**SUPPLIED MATERIAL**
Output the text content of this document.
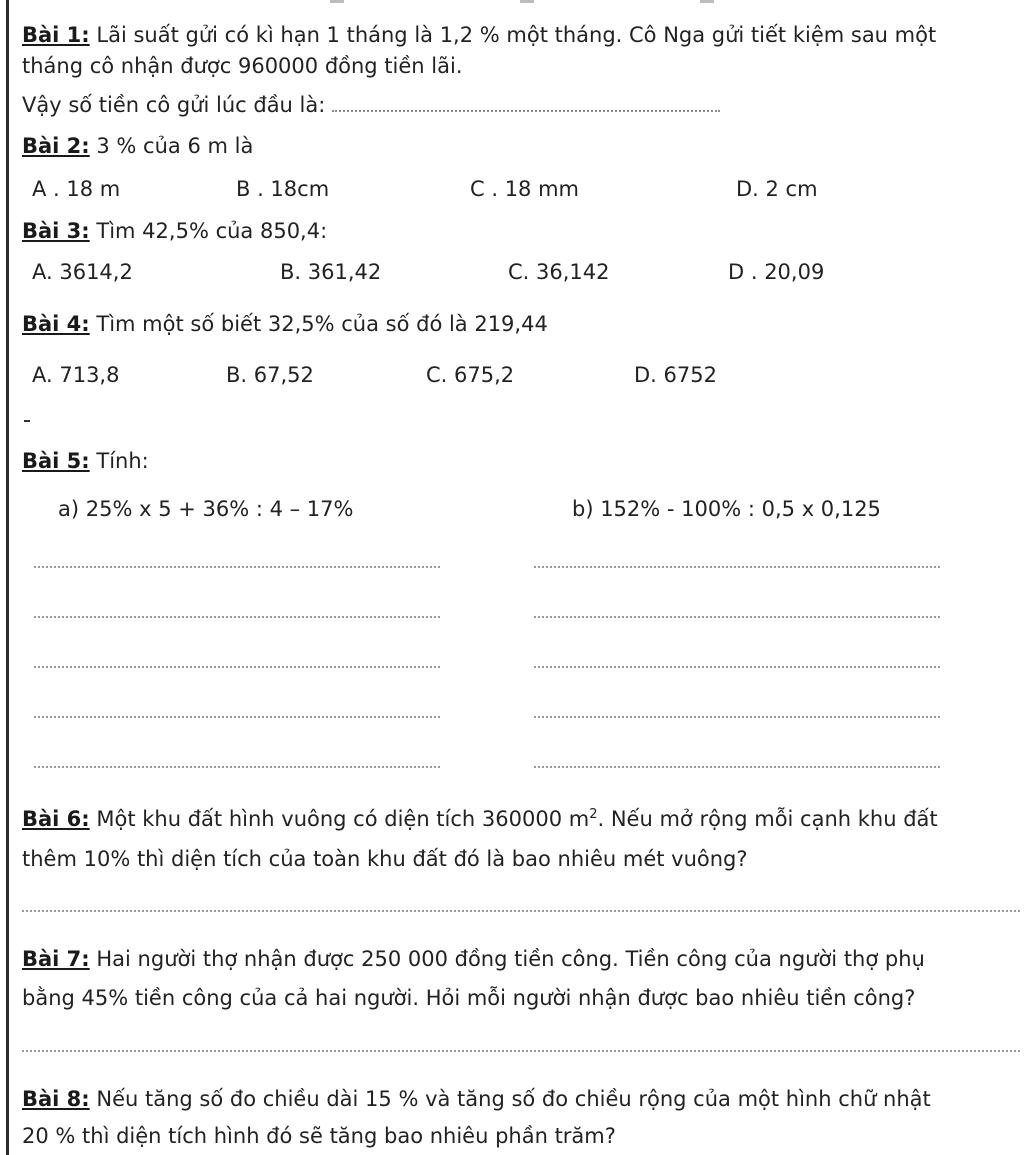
Bài 1: Lãi suất gửi có kì hạn 1 tháng là 1,2 % một tháng. Cô Nga gửi tiết kiệm sau một
tháng cô nhận được 960000 đồng tiền lãi.
Vậy số tiền cô gửi lúc đầu là:
Bài 2: 3 % của 6 m là
A . 18 m	B . 18cm	C . 18 mm	D. 2 cm
Bài 3: Tìm 42,5% của 850,4:
A. 3614,2	B. 361,42	C. 36,142	D . 20,09
Bài 4: Tìm một số biết 32,5% của số đó là 219,44
A. 713,8	B. 67,52	C. 675,2	D. 6752
Bài 5: Tính:
a) 25% x 5 + 36% : 4 – 17%	b) 152% - 100% : 0,5 x 0,125
Bài 6: Một khu đất hình vuông có diện tích 360000 $m^2$. Nếu mở rộng mỗi cạnh khu đất
thêm 10% thì diện tích của toàn khu đất đó là bao nhiêu mét vuông?
Bài 7: Hai người thợ nhận được 250 000 đồng tiền công. Tiền công của người thợ phụ
bằng 45% tiền công của cả hai người. Hỏi mỗi người nhận được bao nhiêu tiền công?
Bài 8: Nếu tăng số đo chiều dài 15 % và tăng số đo chiều rộng của một hình chữ nhật
20 % thì diện tích hình đó sẽ tăng bao nhiêu phần trăm?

**EXERCISE PROMPT**
Look over the material above and show each line where "đồng" appears.

**SOLUTION TO THE PROBLEM**
tháng cô nhận được 960000 đồng tiền lãi.
Bài 7: Hai người thợ nhận được 250 000 đồng tiền công. Tiền công của người thợ phụ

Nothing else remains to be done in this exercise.